• _Goal_: Reproduce word for word the lines of the rows below, beginning with the first line and continuing through the line containing "339, 436, 343]".

Data records:

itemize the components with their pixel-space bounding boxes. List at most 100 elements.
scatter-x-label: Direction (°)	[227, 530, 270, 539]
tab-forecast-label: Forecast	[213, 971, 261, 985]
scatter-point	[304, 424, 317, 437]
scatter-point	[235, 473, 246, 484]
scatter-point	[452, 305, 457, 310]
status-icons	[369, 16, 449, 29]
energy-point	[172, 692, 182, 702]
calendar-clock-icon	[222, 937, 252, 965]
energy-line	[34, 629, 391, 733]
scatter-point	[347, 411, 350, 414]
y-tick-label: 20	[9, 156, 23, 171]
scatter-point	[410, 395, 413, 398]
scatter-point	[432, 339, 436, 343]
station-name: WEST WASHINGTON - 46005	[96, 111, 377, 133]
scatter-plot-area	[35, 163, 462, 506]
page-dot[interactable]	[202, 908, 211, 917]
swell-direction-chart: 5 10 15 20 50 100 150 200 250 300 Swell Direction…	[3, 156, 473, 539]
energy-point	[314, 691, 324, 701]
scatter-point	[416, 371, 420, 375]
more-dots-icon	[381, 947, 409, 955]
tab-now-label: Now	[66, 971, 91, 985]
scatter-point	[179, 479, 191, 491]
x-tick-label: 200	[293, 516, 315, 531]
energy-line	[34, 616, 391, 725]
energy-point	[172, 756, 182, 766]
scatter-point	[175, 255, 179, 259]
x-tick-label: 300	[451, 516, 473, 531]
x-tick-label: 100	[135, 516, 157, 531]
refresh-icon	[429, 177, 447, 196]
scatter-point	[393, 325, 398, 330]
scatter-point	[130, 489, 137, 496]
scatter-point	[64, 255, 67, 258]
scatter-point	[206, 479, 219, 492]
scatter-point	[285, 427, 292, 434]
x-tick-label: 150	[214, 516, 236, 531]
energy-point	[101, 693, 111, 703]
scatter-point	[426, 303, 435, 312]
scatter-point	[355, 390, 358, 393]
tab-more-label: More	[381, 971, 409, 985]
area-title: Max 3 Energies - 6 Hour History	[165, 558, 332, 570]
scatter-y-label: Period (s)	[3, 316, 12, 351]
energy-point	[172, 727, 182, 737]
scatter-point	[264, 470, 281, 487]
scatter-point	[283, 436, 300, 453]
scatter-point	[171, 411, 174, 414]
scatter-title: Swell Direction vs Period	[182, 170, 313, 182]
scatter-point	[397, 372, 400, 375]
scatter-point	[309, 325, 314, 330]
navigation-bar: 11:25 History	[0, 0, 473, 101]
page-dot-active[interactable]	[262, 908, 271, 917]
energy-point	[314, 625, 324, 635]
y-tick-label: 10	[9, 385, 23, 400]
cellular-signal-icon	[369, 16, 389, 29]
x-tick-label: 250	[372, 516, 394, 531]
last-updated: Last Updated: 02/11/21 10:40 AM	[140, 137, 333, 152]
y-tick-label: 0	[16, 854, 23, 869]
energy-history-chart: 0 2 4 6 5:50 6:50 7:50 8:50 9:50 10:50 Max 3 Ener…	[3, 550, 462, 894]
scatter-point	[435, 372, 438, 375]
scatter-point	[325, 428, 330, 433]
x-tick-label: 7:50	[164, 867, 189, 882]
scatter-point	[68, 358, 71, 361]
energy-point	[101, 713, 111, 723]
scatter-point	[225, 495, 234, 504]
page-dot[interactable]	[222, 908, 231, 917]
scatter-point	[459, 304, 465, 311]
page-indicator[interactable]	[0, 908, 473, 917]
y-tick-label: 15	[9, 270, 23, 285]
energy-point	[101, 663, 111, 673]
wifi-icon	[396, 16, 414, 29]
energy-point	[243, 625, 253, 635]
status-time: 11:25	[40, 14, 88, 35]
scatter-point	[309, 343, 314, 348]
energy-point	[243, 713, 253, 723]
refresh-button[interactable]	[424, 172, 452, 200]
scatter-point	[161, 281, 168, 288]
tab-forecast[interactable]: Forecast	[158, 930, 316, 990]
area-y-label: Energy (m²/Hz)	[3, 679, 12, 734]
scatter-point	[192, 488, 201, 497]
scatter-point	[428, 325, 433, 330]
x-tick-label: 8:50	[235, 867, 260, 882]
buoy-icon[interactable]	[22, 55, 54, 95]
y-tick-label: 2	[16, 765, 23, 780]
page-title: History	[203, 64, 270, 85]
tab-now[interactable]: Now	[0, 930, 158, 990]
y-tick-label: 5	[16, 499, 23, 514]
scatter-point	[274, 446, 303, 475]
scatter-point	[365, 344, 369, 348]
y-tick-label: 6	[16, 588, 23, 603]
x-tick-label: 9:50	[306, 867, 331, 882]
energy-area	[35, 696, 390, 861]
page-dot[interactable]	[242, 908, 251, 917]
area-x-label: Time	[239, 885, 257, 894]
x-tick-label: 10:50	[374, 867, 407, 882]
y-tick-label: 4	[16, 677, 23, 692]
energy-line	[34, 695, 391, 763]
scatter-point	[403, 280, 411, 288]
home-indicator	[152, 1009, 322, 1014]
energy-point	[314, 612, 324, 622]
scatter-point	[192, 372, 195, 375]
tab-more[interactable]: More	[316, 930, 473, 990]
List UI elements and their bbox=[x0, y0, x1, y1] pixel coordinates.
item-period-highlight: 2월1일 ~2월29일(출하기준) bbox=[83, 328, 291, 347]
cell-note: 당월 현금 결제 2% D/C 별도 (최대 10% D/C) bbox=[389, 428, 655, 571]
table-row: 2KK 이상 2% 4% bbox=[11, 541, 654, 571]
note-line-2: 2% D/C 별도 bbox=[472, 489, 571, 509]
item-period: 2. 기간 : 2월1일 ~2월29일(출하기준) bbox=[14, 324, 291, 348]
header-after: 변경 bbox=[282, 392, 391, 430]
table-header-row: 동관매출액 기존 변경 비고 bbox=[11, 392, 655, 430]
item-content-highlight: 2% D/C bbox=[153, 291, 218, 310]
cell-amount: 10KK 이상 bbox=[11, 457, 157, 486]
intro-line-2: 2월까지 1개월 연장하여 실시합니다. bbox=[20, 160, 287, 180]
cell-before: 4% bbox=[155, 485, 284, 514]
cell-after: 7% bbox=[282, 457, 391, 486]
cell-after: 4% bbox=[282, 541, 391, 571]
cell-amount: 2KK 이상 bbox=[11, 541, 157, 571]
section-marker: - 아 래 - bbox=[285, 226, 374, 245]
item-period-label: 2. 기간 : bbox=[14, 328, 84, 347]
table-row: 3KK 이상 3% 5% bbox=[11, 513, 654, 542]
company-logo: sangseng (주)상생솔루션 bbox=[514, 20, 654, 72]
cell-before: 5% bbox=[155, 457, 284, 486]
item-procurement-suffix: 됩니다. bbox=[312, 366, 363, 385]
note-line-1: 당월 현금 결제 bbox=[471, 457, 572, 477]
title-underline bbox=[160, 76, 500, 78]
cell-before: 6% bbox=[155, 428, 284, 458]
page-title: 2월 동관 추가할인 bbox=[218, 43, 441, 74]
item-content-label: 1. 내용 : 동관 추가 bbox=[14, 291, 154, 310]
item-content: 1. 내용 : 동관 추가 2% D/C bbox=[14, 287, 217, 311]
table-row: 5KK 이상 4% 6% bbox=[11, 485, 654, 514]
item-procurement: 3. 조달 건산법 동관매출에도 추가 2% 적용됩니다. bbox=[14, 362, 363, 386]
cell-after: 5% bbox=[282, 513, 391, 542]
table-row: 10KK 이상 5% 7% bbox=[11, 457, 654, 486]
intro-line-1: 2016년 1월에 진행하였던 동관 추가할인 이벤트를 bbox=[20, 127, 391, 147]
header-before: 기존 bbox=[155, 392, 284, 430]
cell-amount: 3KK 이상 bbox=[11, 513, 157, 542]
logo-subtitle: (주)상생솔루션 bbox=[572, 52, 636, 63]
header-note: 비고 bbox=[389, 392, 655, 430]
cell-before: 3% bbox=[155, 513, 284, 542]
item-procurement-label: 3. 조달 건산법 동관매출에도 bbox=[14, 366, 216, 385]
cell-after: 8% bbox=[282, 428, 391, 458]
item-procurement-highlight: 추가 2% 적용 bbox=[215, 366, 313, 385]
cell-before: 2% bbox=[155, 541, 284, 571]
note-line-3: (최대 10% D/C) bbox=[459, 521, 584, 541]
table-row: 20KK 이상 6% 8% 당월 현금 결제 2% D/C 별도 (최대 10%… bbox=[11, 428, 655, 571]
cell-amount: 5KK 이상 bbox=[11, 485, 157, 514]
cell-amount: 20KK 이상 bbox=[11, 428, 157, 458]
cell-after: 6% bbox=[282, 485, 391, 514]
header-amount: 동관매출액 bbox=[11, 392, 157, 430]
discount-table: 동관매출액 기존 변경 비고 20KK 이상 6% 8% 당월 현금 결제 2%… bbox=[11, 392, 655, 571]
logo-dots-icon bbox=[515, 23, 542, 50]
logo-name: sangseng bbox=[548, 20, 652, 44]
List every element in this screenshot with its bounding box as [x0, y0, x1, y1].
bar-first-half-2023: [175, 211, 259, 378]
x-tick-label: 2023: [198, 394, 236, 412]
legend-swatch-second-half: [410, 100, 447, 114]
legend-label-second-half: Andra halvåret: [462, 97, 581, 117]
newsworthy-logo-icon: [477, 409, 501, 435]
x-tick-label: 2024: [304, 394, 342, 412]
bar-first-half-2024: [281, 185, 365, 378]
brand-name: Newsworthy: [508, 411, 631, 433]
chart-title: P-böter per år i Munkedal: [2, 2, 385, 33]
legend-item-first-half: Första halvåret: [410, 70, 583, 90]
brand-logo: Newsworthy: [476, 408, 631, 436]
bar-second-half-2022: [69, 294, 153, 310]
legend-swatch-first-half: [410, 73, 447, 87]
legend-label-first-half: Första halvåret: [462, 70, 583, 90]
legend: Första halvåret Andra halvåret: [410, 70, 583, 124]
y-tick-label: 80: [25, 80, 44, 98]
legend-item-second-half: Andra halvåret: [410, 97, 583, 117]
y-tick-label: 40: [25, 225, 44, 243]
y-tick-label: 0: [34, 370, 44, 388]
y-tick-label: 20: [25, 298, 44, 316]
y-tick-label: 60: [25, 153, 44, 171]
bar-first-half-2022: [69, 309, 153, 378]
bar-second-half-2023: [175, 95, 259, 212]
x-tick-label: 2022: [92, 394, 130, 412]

• _Complete output_:
itemize the components with their pixel-space bounding boxes. List at most 100 elements.
scatter-x-label: Direction (°)	[227, 530, 270, 539]
tab-forecast-label: Forecast	[213, 971, 261, 985]
scatter-point	[304, 424, 317, 437]
scatter-point	[235, 473, 246, 484]
scatter-point	[452, 305, 457, 310]
status-icons	[369, 16, 449, 29]
energy-point	[172, 692, 182, 702]
calendar-clock-icon	[222, 937, 252, 965]
energy-line	[34, 629, 391, 733]
scatter-point	[347, 411, 350, 414]
y-tick-label: 20	[9, 156, 23, 171]
scatter-point	[410, 395, 413, 398]
scatter-point	[432, 339, 436, 343]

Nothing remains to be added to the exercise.